**SUPPLIED RECORDS**
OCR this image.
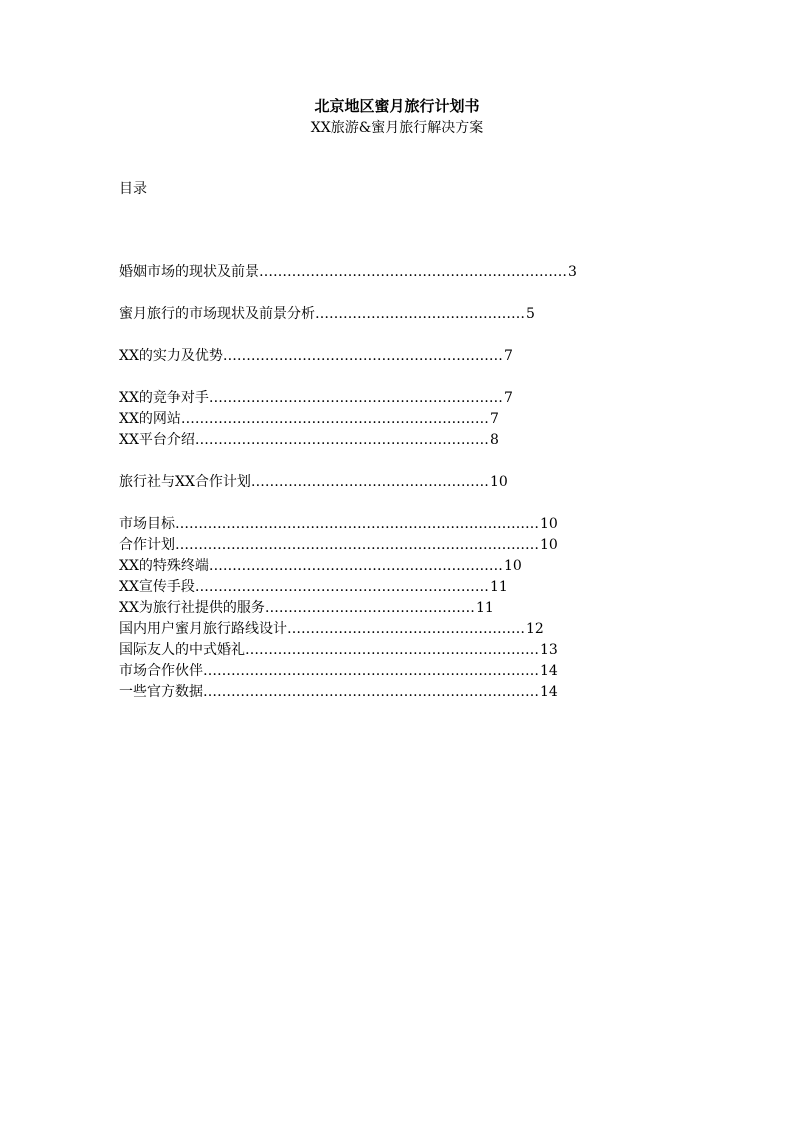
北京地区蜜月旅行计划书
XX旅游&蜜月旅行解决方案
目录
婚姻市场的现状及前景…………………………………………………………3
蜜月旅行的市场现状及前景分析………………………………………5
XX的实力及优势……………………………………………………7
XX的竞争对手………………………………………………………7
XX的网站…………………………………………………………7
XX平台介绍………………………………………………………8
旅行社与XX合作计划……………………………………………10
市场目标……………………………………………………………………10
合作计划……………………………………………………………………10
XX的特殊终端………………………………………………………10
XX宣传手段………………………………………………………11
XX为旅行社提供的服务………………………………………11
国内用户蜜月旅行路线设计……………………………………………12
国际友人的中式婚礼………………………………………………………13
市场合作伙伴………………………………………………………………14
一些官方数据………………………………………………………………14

**EXERCISE**
Transcribe every entry above exactly. Omit all pictures.

**REPLY TO THE EXERCISE**
OCR this image.
北京地区蜜月旅行计划书
XX旅游&蜜月旅行解决方案
目录
婚姻市场的现状及前景…………………………………………………………3
蜜月旅行的市场现状及前景分析………………………………………5
XX的实力及优势……………………………………………………7
XX的竞争对手………………………………………………………7
XX的网站…………………………………………………………7
XX平台介绍………………………………………………………8
旅行社与XX合作计划……………………………………………10
市场目标……………………………………………………………………10
合作计划……………………………………………………………………10
XX的特殊终端………………………………………………………10
XX宣传手段………………………………………………………11
XX为旅行社提供的服务………………………………………11
国内用户蜜月旅行路线设计……………………………………………12
国际友人的中式婚礼………………………………………………………13
市场合作伙伴………………………………………………………………14
一些官方数据………………………………………………………………14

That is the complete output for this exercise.